Problem statement:
Whenever a line below holds the word "учетом", copy that line.

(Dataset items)
+ + + + + + +

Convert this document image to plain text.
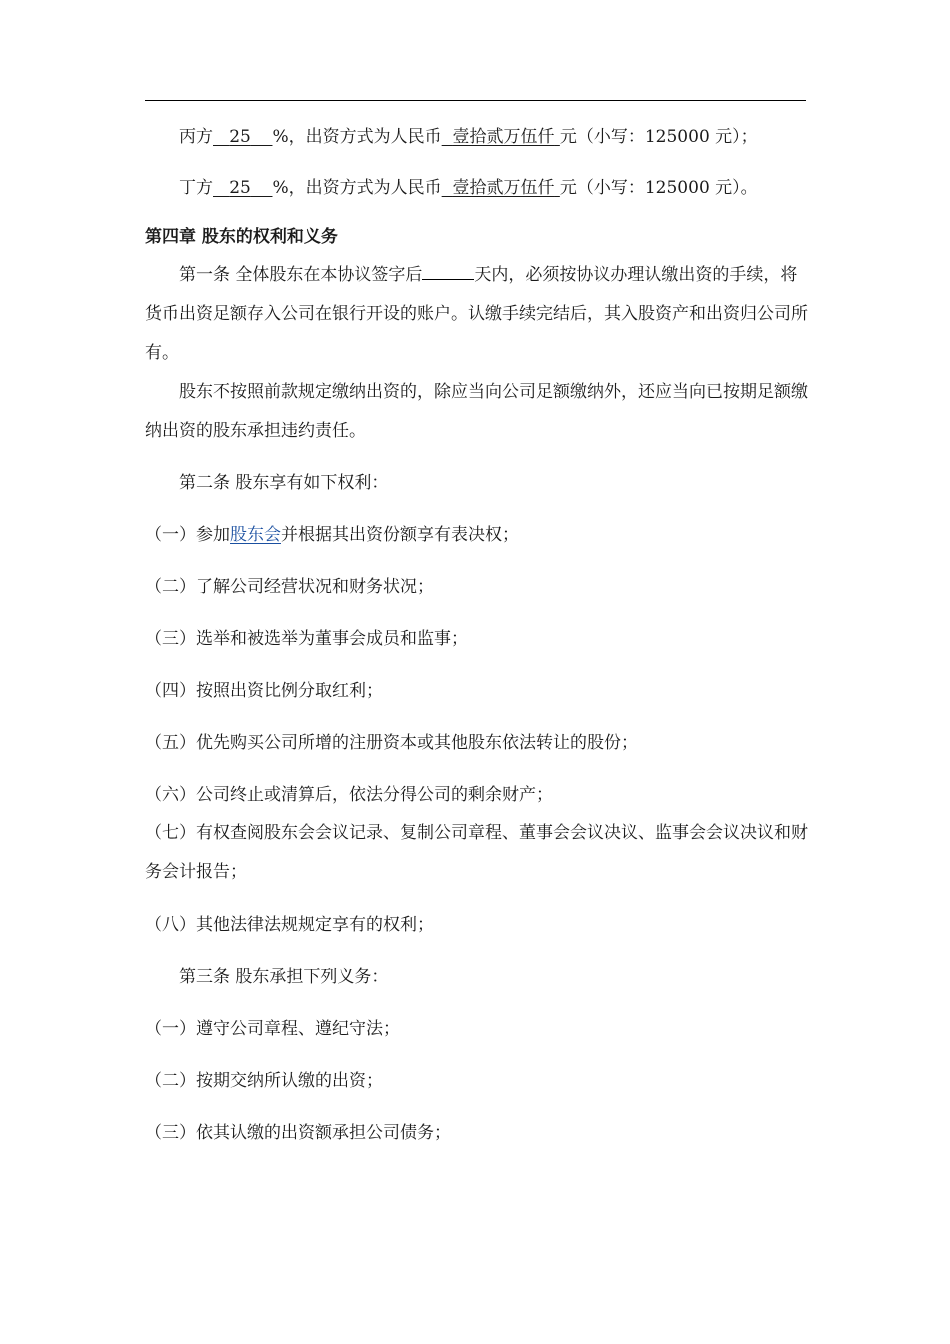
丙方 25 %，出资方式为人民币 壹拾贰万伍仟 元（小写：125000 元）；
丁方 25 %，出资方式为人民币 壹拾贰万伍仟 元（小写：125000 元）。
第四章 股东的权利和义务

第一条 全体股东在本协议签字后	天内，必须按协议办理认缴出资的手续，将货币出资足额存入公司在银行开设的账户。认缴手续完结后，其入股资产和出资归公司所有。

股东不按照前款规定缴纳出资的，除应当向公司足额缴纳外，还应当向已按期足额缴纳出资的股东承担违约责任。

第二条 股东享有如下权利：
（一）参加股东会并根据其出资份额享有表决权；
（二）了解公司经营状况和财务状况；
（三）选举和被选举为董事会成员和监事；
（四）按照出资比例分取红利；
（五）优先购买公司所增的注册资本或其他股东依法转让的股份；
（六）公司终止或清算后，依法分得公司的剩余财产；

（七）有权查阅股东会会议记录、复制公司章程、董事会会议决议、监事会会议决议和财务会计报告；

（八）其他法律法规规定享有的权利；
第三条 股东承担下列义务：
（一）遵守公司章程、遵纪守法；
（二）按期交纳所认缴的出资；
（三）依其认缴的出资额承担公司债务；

+ + + + + + +

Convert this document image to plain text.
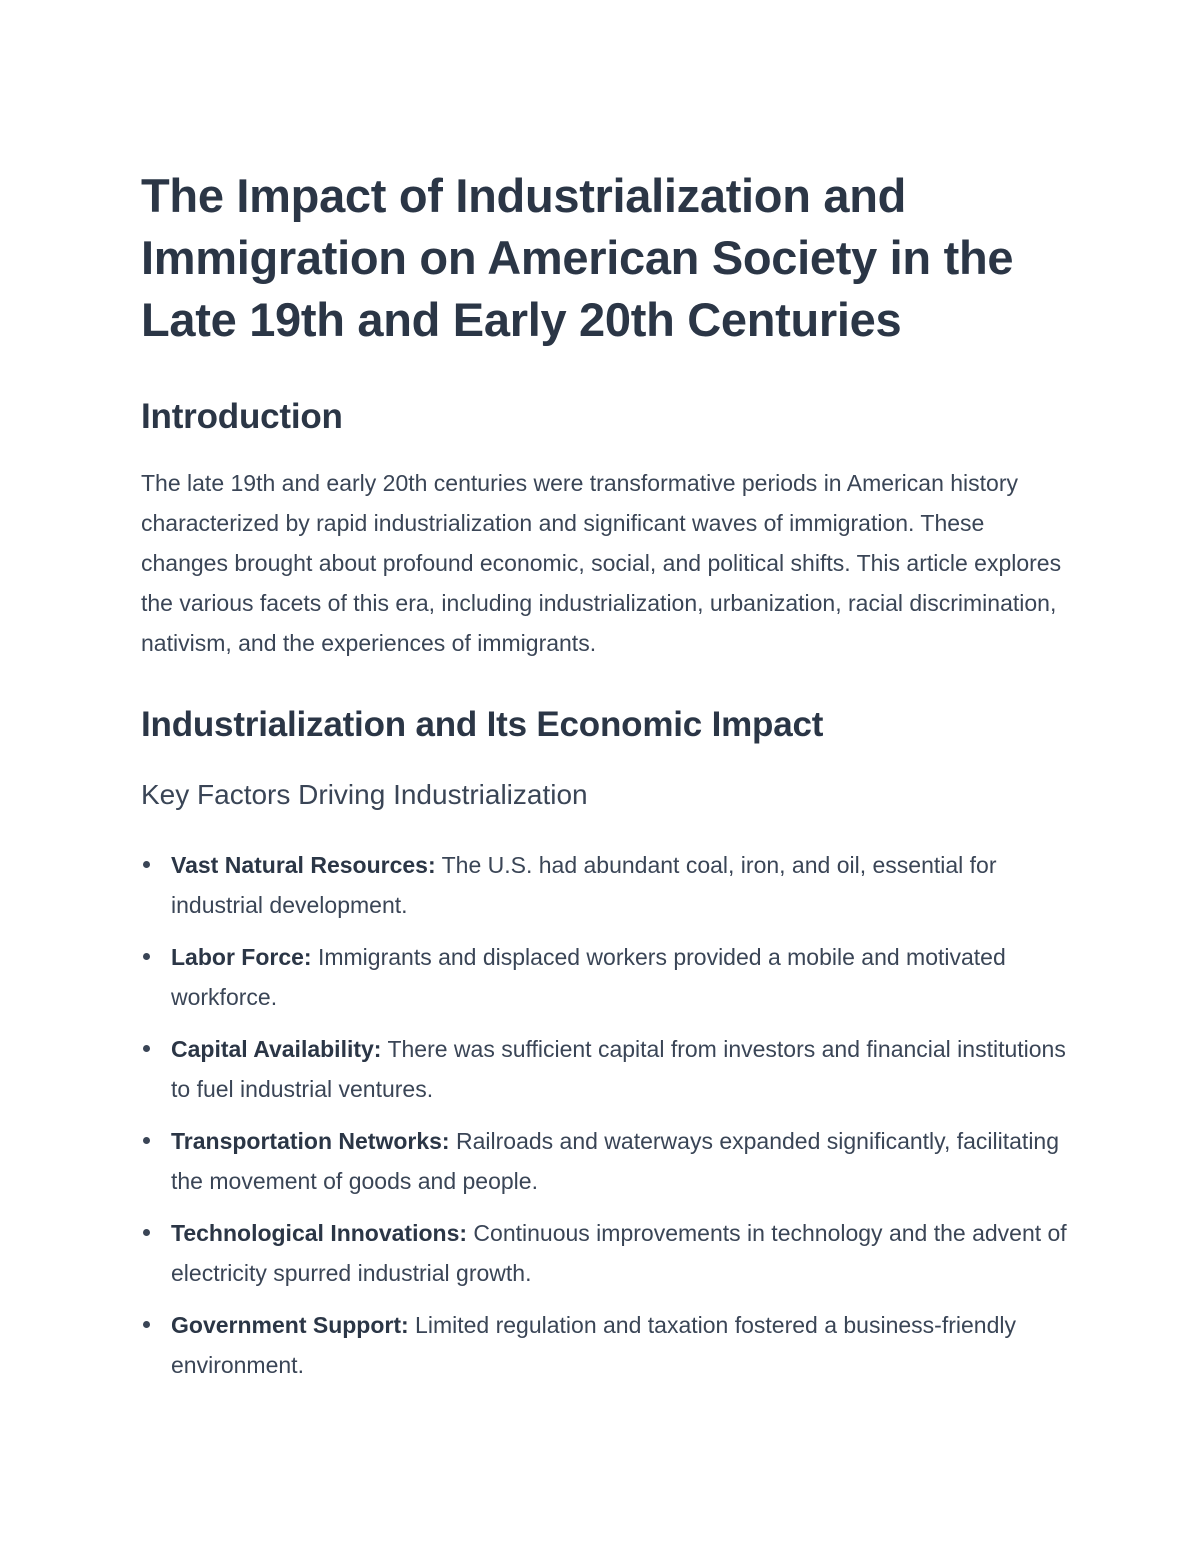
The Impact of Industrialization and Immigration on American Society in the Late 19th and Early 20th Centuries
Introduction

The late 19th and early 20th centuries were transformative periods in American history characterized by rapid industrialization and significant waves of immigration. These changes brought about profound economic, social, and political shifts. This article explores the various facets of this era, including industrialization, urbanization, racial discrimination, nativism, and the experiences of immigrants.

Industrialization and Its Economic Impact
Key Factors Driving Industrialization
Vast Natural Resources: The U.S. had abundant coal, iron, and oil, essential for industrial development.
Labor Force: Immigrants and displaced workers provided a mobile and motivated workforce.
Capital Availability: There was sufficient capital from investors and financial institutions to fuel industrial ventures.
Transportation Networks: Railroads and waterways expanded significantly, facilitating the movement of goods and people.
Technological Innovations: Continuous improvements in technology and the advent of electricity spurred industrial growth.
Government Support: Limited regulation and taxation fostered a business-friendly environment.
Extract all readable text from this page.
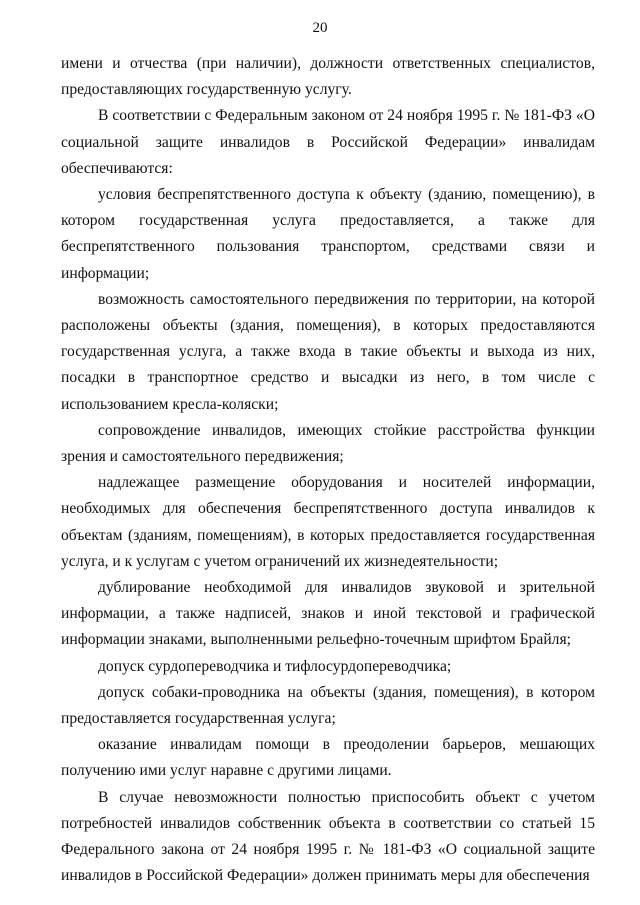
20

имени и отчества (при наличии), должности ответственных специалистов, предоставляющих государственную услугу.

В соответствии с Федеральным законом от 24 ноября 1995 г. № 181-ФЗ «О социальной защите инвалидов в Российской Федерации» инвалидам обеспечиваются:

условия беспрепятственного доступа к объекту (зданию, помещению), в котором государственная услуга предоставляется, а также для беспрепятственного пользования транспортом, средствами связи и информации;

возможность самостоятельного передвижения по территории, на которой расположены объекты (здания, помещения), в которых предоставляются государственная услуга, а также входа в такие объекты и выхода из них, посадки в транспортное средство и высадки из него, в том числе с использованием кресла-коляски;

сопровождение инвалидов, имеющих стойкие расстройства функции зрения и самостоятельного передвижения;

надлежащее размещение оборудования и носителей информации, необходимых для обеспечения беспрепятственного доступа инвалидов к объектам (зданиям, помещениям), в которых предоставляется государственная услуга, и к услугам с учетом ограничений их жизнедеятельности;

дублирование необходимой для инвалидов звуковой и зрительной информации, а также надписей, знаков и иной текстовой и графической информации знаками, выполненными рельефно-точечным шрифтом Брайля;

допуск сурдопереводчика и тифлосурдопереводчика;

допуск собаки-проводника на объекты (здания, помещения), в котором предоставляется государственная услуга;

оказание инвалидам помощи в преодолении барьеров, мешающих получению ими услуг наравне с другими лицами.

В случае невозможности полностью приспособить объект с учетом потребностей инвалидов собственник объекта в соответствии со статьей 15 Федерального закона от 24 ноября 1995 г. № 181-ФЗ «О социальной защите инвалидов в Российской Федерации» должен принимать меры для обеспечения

+ + + + + + +

Written response:
надлежащее размещение оборудования и носителей информации, необходимых для обеспечения беспрепятственного доступа инвалидов к объектам (зданиям, помещениям), в которых предоставляется государственная услуга, и к услугам с учетом ограничений их жизнедеятельности;
В случае невозможности полностью приспособить объект с учетом потребностей инвалидов собственник объекта в соответствии со статьей 15 Федерального закона от 24 ноября 1995 г. № 181-ФЗ «О социальной защите инвалидов в Российской Федерации» должен принимать меры для обеспечения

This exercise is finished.